EXERCISE OBJECTIVE - Among the entries below, find how many lines carry the word "this" and state only that figure.

PROVIDED ENTRIES -

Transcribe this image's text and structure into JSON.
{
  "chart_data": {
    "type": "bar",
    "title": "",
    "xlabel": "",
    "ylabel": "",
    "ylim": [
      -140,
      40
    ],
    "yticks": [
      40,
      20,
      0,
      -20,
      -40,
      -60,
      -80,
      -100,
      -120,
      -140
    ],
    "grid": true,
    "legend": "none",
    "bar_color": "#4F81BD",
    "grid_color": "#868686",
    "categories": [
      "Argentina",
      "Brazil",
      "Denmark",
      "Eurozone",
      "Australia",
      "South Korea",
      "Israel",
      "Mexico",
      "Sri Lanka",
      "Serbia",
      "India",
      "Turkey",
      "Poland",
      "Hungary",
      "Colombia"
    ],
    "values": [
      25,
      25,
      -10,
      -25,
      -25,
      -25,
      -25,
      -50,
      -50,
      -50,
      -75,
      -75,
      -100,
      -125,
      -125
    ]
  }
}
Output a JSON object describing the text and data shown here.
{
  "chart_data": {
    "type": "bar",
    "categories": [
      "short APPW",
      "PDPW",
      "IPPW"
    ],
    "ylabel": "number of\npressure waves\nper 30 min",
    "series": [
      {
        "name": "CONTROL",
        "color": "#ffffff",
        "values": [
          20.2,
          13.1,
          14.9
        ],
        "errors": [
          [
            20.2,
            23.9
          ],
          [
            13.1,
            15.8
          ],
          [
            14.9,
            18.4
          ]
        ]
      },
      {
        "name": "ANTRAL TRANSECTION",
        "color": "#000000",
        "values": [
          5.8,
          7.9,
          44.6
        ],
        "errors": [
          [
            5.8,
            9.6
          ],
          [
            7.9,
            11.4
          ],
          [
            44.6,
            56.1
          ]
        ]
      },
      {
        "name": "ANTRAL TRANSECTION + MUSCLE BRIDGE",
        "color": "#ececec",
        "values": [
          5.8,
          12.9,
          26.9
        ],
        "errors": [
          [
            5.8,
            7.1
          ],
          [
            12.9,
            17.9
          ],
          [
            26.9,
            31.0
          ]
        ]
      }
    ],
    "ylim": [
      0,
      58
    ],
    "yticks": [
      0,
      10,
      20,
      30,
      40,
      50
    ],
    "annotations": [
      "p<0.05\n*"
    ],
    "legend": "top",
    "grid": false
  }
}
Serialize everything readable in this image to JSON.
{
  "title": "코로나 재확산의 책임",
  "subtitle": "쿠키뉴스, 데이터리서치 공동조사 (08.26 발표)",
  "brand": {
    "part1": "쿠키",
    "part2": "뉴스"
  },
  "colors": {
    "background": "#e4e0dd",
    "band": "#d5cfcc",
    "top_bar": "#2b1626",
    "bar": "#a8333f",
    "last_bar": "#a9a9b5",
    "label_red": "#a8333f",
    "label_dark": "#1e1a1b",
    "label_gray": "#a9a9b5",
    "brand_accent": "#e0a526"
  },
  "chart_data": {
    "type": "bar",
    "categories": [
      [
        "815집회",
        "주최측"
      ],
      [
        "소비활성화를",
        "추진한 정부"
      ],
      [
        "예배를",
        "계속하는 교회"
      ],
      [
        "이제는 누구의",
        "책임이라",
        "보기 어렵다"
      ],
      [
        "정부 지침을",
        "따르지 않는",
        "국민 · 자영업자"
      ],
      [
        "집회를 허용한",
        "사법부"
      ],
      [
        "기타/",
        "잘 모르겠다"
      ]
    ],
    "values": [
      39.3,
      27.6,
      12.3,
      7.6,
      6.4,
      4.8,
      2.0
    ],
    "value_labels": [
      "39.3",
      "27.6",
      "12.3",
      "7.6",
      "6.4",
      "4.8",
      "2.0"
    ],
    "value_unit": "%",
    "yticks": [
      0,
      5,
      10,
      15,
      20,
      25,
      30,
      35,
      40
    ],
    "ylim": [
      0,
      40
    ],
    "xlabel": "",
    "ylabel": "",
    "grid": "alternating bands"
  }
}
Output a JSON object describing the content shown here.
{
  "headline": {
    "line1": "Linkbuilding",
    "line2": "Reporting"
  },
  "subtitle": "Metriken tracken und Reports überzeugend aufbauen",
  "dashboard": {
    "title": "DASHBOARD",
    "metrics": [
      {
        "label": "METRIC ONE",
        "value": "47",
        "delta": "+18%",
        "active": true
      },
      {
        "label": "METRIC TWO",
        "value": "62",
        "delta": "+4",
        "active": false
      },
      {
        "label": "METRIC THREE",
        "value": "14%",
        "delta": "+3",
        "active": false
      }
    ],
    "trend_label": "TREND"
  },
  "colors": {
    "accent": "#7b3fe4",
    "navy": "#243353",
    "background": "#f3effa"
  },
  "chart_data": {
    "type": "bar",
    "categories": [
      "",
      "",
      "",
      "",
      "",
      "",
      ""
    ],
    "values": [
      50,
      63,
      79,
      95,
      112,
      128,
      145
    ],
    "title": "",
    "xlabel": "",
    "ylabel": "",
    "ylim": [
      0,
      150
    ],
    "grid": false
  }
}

OUTPUT BELOW - 2